### WORKING DATA
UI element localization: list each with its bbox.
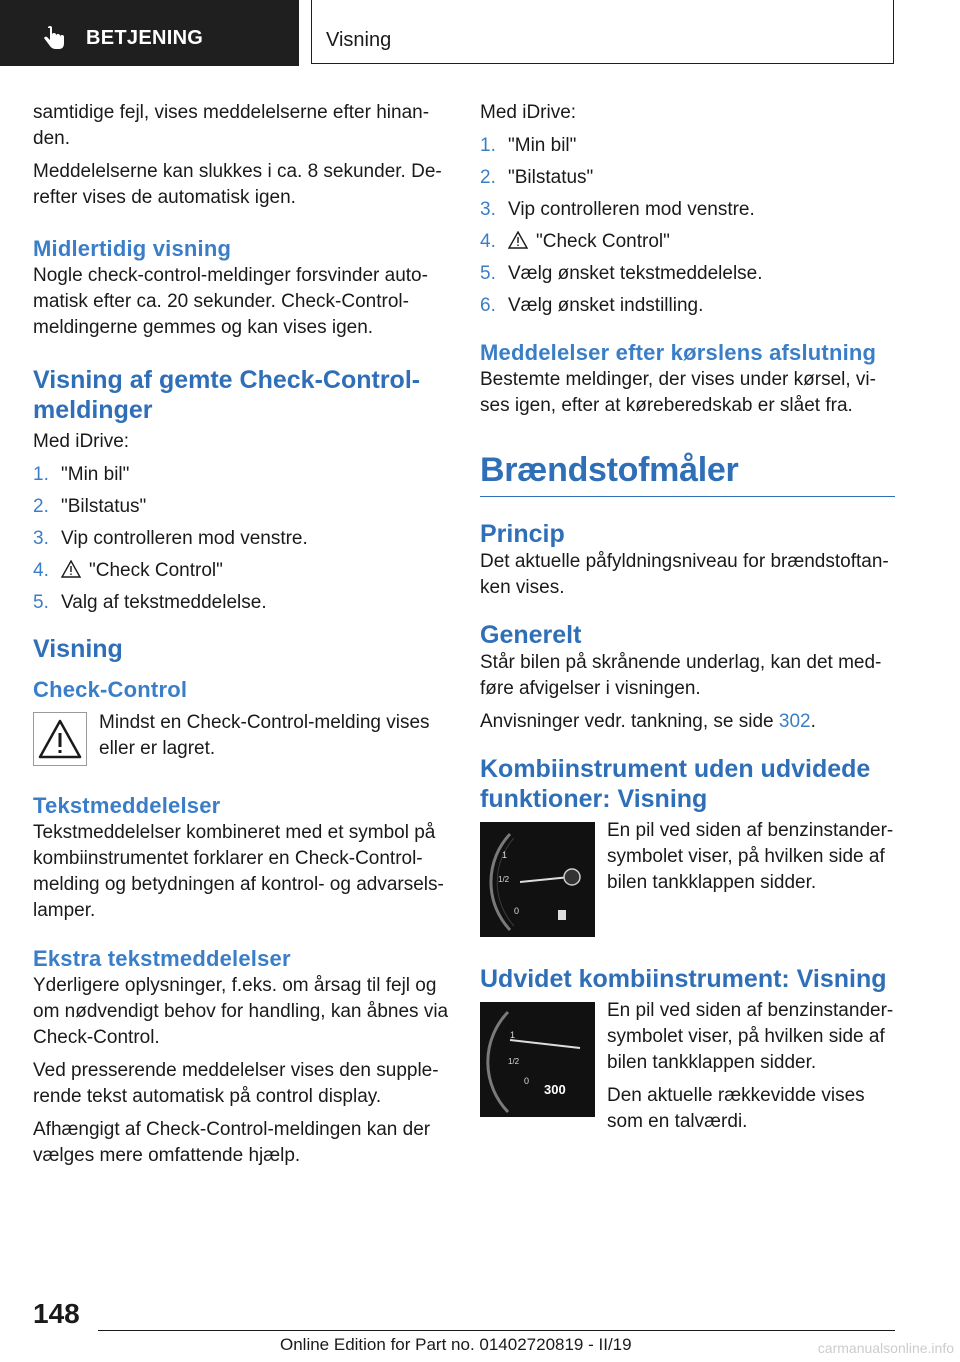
heading-visning-gemte: Visning af gemte Check-Control-meldinger — [33, 366, 421, 424]
extended-fuel-gauge-image — [480, 1002, 595, 1117]
steps-list — [33, 462, 449, 616]
figure-caption: En pil ved siden af benzinstander-symbolet viser, på hvilken side af bilen tankklappen sidder. — [607, 1000, 894, 1073]
figure-caption: Den aktuelle rækkevidde vises som en talværdi. — [607, 1085, 865, 1132]
heading-check-control: Check-Control — [33, 677, 188, 702]
paragraph: Tekstmeddelelser kombineret med et symbol på kombiinstrumentet forklarer en Check-Control-melding og betydningen af kontrol- og advarsels-lamper. — [33, 822, 444, 921]
list-item: 2. "Bilstatus" — [480, 167, 594, 188]
footer-edition: Online Edition for Part no. 01402720819 - II/19 — [280, 1335, 632, 1354]
paragraph: Nogle check-control-meldinger forsvinder auto-matisk efter ca. 20 sekunder. Check-Control-meldingerne gemmes og kan vises igen. — [33, 265, 428, 338]
paragraph: Det aktuelle påfyldningsniveau for brændstoftan-ken vises. — [480, 551, 889, 598]
chapter-heading-braendstofmaaler: Brændstofmåler — [480, 448, 895, 497]
paragraph: Står bilen på skrånende underlag, kan det med-føre afvigelser i visningen. — [480, 652, 882, 699]
list-item: 2. "Bilstatus" — [33, 496, 147, 517]
list-item: 6. Vælg ønsket indstilling. — [480, 295, 704, 316]
heading-midlertidig-visning: Midlertidig visning — [33, 236, 232, 261]
warning-triangle-icon — [34, 713, 86, 765]
fuel-pump-icon — [558, 910, 566, 920]
gauge-label: 1 — [502, 850, 508, 860]
paragraph: samtidige fejl, vises meddelelserne efter hinan-den. — [33, 102, 430, 149]
warning-triangle-icon — [508, 231, 528, 249]
list-item: 5. Valg af tekstmeddelelse. — [33, 592, 267, 613]
list-item: 4. "Check Control" — [480, 231, 670, 252]
right-column — [480, 100, 895, 1142]
paragraph: Med iDrive: — [33, 431, 130, 452]
heading-visning: Visning — [33, 635, 123, 663]
page-header — [311, 0, 894, 64]
gauge-label: 1/2 — [498, 875, 510, 884]
paragraph: Bestemte meldinger, der vises under kørsel, vi-ses igen, efter at køreberedskab er slået fra. — [480, 369, 876, 416]
page-title: Visning — [326, 29, 392, 51]
heading-udvidet-kombiinstrument: Udvidet kombiinstrument: Visning — [480, 965, 887, 993]
gauge-label: 0 — [514, 906, 520, 916]
left-column — [33, 100, 449, 1176]
list-item: 4. "Check Control" — [33, 560, 223, 581]
heading-tekstmeddelelser: Tekstmeddelelser — [33, 793, 221, 818]
warning-box — [33, 712, 87, 766]
figure-block — [480, 998, 895, 1135]
range-readout: 300 — [544, 1082, 566, 1097]
check-control-text: Mindst en Check-Control-melding vises eller er lagret. — [99, 712, 430, 759]
paragraph: Meddelelserne kan slukkes i ca. 8 sekunder. De-refter vises de automatisk igen. — [33, 161, 442, 208]
paragraph: Med iDrive: — [480, 102, 577, 123]
paragraph: Yderligere oplysninger, f.eks. om årsag til fejl og om nødvendigt behov for handling, kan åbnes via Check-Control. — [33, 975, 449, 1048]
section-title: BETJENING — [86, 27, 204, 49]
list-item: 1. "Min bil" — [33, 464, 130, 485]
steps-list — [480, 133, 895, 319]
heading-generelt: Generelt — [480, 621, 582, 649]
page-number: 148 — [33, 1298, 80, 1329]
list-item: 3. Vip controlleren mod venstre. — [33, 528, 308, 549]
hand-pointer-icon — [40, 25, 68, 53]
heading-meddelelser-efter-korslens-afslutning: Meddelelser efter kørslens afslutning — [480, 340, 877, 365]
check-control-block — [33, 710, 449, 772]
paragraph: Anvisninger vedr. tankning, se side 302. — [480, 711, 816, 732]
heading-ekstra-tekstmeddelelser: Ekstra tekstmeddelelser — [33, 946, 291, 971]
gauge-label: 0 — [524, 1076, 530, 1086]
warning-triangle-icon — [61, 560, 81, 578]
page-link[interactable]: 302 — [778, 711, 811, 732]
figure-block — [480, 818, 895, 934]
list-item: 3. Vip controlleren mod venstre. — [480, 199, 755, 220]
heading-princip: Princip — [480, 520, 565, 548]
watermark: carmanualsonline.info — [817, 1340, 954, 1356]
gauge-label: 1/2 — [508, 1057, 520, 1066]
list-item: 5. Vælg ønsket tekstmeddelelse. — [480, 263, 763, 284]
footer-divider — [98, 1330, 895, 1331]
list-item: 1. "Min bil" — [480, 135, 577, 156]
gauge-label: 1 — [510, 1030, 516, 1040]
heading-kombiinstrument-uden-udvidede: Kombiinstrument uden udvidede funktioner: Visning — [480, 755, 871, 813]
figure-caption: En pil ved siden af benzinstander-symbolet viser, på hvilken side af bilen tankklappen sidder. — [607, 820, 894, 893]
section-tab — [0, 0, 299, 66]
paragraph: Afhængigt af Check-Control-meldingen kan der vælges mere omfattende hjælp. — [33, 1119, 431, 1166]
paragraph: Ved presserende meddelelser vises den supple-rende tekst automatisk på control display. — [33, 1060, 439, 1107]
fuel-gauge-image — [480, 822, 595, 937]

### JOB
Reproduce every line of the data above word for word, leaving out the pictures.

### SOLVED EXERCISE
UI element localization: list each with its bbox.
heading-visning-gemte: Visning af gemte Check-Control-meldinger — [33, 366, 421, 424]
extended-fuel-gauge-image — [480, 1002, 595, 1117]
steps-list — [33, 462, 449, 616]
figure-caption: En pil ved siden af benzinstander-symbolet viser, på hvilken side af bilen tankklappen sidder. — [607, 1000, 894, 1073]
figure-caption: Den aktuelle rækkevidde vises som en talværdi. — [607, 1085, 865, 1132]
heading-check-control: Check-Control — [33, 677, 188, 702]
paragraph: Tekstmeddelelser kombineret med et symbol på kombiinstrumentet forklarer en Check-Control-melding og betydningen af kontrol- og advarsels-lamper. — [33, 822, 444, 921]
list-item: 2. "Bilstatus" — [480, 167, 594, 188]
footer-edition: Online Edition for Part no. 01402720819 - II/19 — [280, 1335, 632, 1354]
paragraph: Nogle check-control-meldinger forsvinder auto-matisk efter ca. 20 sekunder. Check-Control-meldingerne gemmes og kan vises igen. — [33, 265, 428, 338]
paragraph: Det aktuelle påfyldningsniveau for brændstoftan-ken vises. — [480, 551, 889, 598]
chapter-heading-braendstofmaaler: Brændstofmåler — [480, 448, 895, 497]
paragraph: Står bilen på skrånende underlag, kan det med-føre afvigelser i visningen. — [480, 652, 882, 699]
list-item: 2. "Bilstatus" — [33, 496, 147, 517]
list-item: 6. Vælg ønsket indstilling. — [480, 295, 704, 316]
heading-midlertidig-visning: Midlertidig visning — [33, 236, 232, 261]
warning-triangle-icon — [34, 713, 86, 765]
fuel-pump-icon — [558, 910, 566, 920]
gauge-label: 1 — [502, 850, 508, 860]
paragraph: samtidige fejl, vises meddelelserne efter hinan-den. — [33, 102, 430, 149]
warning-triangle-icon — [508, 231, 528, 249]
list-item: 5. Valg af tekstmeddelelse. — [33, 592, 267, 613]
list-item: 4. "Check Control" — [480, 231, 670, 252]
right-column — [480, 100, 895, 1142]
paragraph: Med iDrive: — [33, 431, 130, 452]
heading-visning: Visning — [33, 635, 123, 663]
page-header — [311, 0, 894, 64]
gauge-label: 1/2 — [498, 875, 510, 884]
paragraph: Bestemte meldinger, der vises under kørsel, vi-ses igen, efter at køreberedskab er slået fra. — [480, 369, 876, 416]
page-title: Visning — [326, 29, 392, 51]
heading-udvidet-kombiinstrument: Udvidet kombiinstrument: Visning — [480, 965, 887, 993]
gauge-label: 0 — [514, 906, 520, 916]
left-column — [33, 100, 449, 1176]
list-item: 4. "Check Control" — [33, 560, 223, 581]
heading-tekstmeddelelser: Tekstmeddelelser — [33, 793, 221, 818]
warning-box — [33, 712, 87, 766]
figure-block — [480, 998, 895, 1135]
range-readout: 300 — [544, 1082, 566, 1097]
check-control-text: Mindst en Check-Control-melding vises eller er lagret. — [99, 712, 430, 759]
paragraph: Meddelelserne kan slukkes i ca. 8 sekunder. De-refter vises de automatisk igen. — [33, 161, 442, 208]
paragraph: Med iDrive: — [480, 102, 577, 123]
paragraph: Yderligere oplysninger, f.eks. om årsag til fejl og om nødvendigt behov for handling, kan åbnes via Check-Control. — [33, 975, 449, 1048]
section-title: BETJENING — [86, 27, 204, 49]
list-item: 1. "Min bil" — [33, 464, 130, 485]
steps-list — [480, 133, 895, 319]
heading-generelt: Generelt — [480, 621, 582, 649]
page-number: 148 — [33, 1298, 80, 1329]
list-item: 3. Vip controlleren mod venstre. — [33, 528, 308, 549]
hand-pointer-icon — [40, 25, 68, 53]
heading-meddelelser-efter-korslens-afslutning: Meddelelser efter kørslens afslutning — [480, 340, 877, 365]
check-control-block — [33, 710, 449, 772]
paragraph: Anvisninger vedr. tankning, se side 302. — [480, 711, 816, 732]
heading-ekstra-tekstmeddelelser: Ekstra tekstmeddelelser — [33, 946, 291, 971]
gauge-label: 0 — [524, 1076, 530, 1086]
warning-triangle-icon — [61, 560, 81, 578]
page-link[interactable]: 302 — [778, 711, 811, 732]
figure-block — [480, 818, 895, 934]
list-item: 3. Vip controlleren mod venstre. — [480, 199, 755, 220]
heading-princip: Princip — [480, 520, 565, 548]
watermark: carmanualsonline.info — [817, 1340, 954, 1356]
gauge-label: 1/2 — [508, 1057, 520, 1066]
list-item: 5. Vælg ønsket tekstmeddelelse. — [480, 263, 763, 284]
footer-divider — [98, 1330, 895, 1331]
list-item: 1. "Min bil" — [480, 135, 577, 156]
gauge-label: 1 — [510, 1030, 516, 1040]
heading-kombiinstrument-uden-udvidede: Kombiinstrument uden udvidede funktioner: Visning — [480, 755, 871, 813]
figure-caption: En pil ved siden af benzinstander-symbolet viser, på hvilken side af bilen tankklappen sidder. — [607, 820, 894, 893]
section-tab — [0, 0, 299, 66]
paragraph: Afhængigt af Check-Control-meldingen kan der vælges mere omfattende hjælp. — [33, 1119, 431, 1166]
paragraph: Ved presserende meddelelser vises den supple-rende tekst automatisk på control display. — [33, 1060, 439, 1107]
fuel-gauge-image — [480, 822, 595, 937]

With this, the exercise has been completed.